WHAT YOU HAVE TO DO: Pick out the lines containing "items".

Data entries:
[start]

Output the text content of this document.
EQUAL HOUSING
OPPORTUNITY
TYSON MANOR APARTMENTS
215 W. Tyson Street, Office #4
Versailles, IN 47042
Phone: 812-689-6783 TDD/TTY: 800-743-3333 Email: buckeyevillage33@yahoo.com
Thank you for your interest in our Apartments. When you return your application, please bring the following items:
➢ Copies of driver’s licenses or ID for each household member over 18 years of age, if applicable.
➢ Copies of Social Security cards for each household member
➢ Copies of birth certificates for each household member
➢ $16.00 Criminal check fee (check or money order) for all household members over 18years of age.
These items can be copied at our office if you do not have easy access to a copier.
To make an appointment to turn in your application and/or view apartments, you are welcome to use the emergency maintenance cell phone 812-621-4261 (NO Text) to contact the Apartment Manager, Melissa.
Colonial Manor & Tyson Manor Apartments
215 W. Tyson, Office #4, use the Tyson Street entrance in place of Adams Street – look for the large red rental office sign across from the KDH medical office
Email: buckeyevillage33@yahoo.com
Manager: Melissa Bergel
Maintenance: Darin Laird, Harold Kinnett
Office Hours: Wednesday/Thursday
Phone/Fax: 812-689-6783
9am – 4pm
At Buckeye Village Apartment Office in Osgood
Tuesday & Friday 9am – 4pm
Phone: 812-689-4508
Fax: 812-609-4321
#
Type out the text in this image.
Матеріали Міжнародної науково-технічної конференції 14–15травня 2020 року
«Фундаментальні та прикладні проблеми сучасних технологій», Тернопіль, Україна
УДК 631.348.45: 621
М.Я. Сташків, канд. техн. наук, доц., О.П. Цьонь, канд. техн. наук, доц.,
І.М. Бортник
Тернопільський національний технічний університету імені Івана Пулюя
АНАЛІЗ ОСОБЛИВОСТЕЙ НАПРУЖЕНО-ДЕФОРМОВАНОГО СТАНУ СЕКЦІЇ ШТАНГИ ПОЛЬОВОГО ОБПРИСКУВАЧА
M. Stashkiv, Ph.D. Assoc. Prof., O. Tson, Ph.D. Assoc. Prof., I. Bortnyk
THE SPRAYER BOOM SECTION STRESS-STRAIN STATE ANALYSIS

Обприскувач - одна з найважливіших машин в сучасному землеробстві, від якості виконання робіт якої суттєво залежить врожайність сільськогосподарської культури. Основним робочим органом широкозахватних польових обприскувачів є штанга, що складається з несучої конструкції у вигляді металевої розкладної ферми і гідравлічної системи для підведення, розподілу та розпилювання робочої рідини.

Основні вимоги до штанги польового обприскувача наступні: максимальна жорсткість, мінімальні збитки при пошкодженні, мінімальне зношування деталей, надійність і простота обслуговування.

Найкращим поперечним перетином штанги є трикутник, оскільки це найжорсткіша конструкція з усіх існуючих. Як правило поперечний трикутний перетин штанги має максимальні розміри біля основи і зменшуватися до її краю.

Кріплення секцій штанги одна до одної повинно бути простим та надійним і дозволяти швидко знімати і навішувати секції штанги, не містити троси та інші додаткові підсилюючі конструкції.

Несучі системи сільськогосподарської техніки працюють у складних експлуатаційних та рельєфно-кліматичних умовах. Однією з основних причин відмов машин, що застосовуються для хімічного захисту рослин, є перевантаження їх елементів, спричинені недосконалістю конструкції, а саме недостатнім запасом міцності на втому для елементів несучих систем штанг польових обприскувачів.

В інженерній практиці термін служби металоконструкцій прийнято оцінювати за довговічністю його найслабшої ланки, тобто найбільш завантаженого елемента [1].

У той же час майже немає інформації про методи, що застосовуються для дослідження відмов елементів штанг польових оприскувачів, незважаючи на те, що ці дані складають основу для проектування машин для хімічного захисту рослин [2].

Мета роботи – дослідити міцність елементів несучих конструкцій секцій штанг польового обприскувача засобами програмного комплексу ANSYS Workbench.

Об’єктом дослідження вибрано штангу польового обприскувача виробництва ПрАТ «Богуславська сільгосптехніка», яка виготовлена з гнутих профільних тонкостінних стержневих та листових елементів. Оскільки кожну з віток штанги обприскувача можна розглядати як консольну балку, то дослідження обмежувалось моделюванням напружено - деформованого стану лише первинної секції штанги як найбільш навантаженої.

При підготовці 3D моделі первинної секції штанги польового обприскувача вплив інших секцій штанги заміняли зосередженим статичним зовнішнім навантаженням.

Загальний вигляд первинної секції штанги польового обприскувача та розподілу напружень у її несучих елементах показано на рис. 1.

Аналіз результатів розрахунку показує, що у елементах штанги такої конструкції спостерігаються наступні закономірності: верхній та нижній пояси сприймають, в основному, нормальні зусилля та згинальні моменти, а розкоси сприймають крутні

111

[end]

ANSWER:
Thank you for your interest in our Apartments. When you return your application, please bring the following items:
These items can be copied at our office if you do not have easy access to a copier.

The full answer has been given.